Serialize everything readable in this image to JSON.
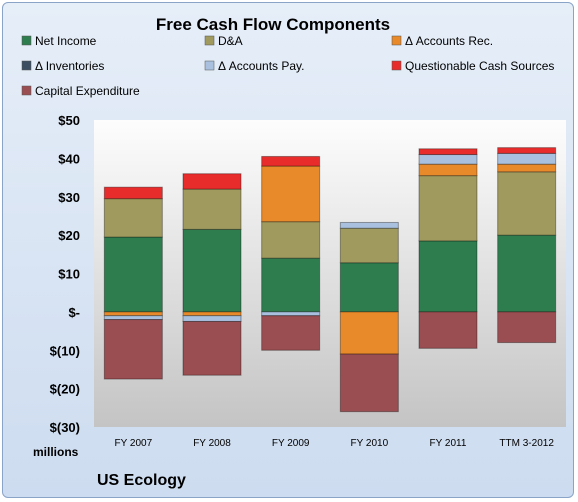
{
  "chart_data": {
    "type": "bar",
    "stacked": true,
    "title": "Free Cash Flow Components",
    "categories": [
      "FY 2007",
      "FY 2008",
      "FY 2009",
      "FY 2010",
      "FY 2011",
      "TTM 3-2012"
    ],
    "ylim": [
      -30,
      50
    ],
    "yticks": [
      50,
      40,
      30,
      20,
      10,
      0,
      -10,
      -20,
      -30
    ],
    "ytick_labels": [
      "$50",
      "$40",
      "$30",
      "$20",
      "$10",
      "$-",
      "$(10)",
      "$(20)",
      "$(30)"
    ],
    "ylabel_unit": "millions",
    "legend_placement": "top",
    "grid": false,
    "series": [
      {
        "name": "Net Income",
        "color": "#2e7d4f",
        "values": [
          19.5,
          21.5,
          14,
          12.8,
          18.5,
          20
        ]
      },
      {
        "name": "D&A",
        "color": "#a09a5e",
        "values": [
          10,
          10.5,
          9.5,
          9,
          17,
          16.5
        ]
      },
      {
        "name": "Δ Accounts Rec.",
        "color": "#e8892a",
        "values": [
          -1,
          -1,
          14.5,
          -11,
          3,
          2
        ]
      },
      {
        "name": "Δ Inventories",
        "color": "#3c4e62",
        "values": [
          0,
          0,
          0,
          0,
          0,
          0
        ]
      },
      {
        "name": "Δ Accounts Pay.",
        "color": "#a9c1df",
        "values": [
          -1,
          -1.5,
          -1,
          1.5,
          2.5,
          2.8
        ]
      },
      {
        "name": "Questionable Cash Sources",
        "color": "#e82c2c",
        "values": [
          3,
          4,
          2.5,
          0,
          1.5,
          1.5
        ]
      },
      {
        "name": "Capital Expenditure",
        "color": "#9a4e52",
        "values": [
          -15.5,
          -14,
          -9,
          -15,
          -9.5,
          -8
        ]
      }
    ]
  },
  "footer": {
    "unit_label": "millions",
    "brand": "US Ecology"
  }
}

*Written instruction:*
Will you set down the records word for word while leaving out every picture?

*Finished exercise:*
Serialize everything readable in this image to JSON.
{
  "chart_data": {
    "type": "bar",
    "stacked": true,
    "title": "Free Cash Flow Components",
    "categories": [
      "FY 2007",
      "FY 2008",
      "FY 2009",
      "FY 2010",
      "FY 2011",
      "TTM 3-2012"
    ],
    "ylim": [
      -30,
      50
    ],
    "yticks": [
      50,
      40,
      30,
      20,
      10,
      0,
      -10,
      -20,
      -30
    ],
    "ytick_labels": [
      "$50",
      "$40",
      "$30",
      "$20",
      "$10",
      "$-",
      "$(10)",
      "$(20)",
      "$(30)"
    ],
    "ylabel_unit": "millions",
    "legend_placement": "top",
    "grid": false,
    "series": [
      {
        "name": "Net Income",
        "color": "#2e7d4f",
        "values": [
          19.5,
          21.5,
          14,
          12.8,
          18.5,
          20
        ]
      },
      {
        "name": "D&A",
        "color": "#a09a5e",
        "values": [
          10,
          10.5,
          9.5,
          9,
          17,
          16.5
        ]
      },
      {
        "name": "Δ Accounts Rec.",
        "color": "#e8892a",
        "values": [
          -1,
          -1,
          14.5,
          -11,
          3,
          2
        ]
      },
      {
        "name": "Δ Inventories",
        "color": "#3c4e62",
        "values": [
          0,
          0,
          0,
          0,
          0,
          0
        ]
      },
      {
        "name": "Δ Accounts Pay.",
        "color": "#a9c1df",
        "values": [
          -1,
          -1.5,
          -1,
          1.5,
          2.5,
          2.8
        ]
      },
      {
        "name": "Questionable Cash Sources",
        "color": "#e82c2c",
        "values": [
          3,
          4,
          2.5,
          0,
          1.5,
          1.5
        ]
      },
      {
        "name": "Capital Expenditure",
        "color": "#9a4e52",
        "values": [
          -15.5,
          -14,
          -9,
          -15,
          -9.5,
          -8
        ]
      }
    ]
  },
  "footer": {
    "unit_label": "millions",
    "brand": "US Ecology"
  }
}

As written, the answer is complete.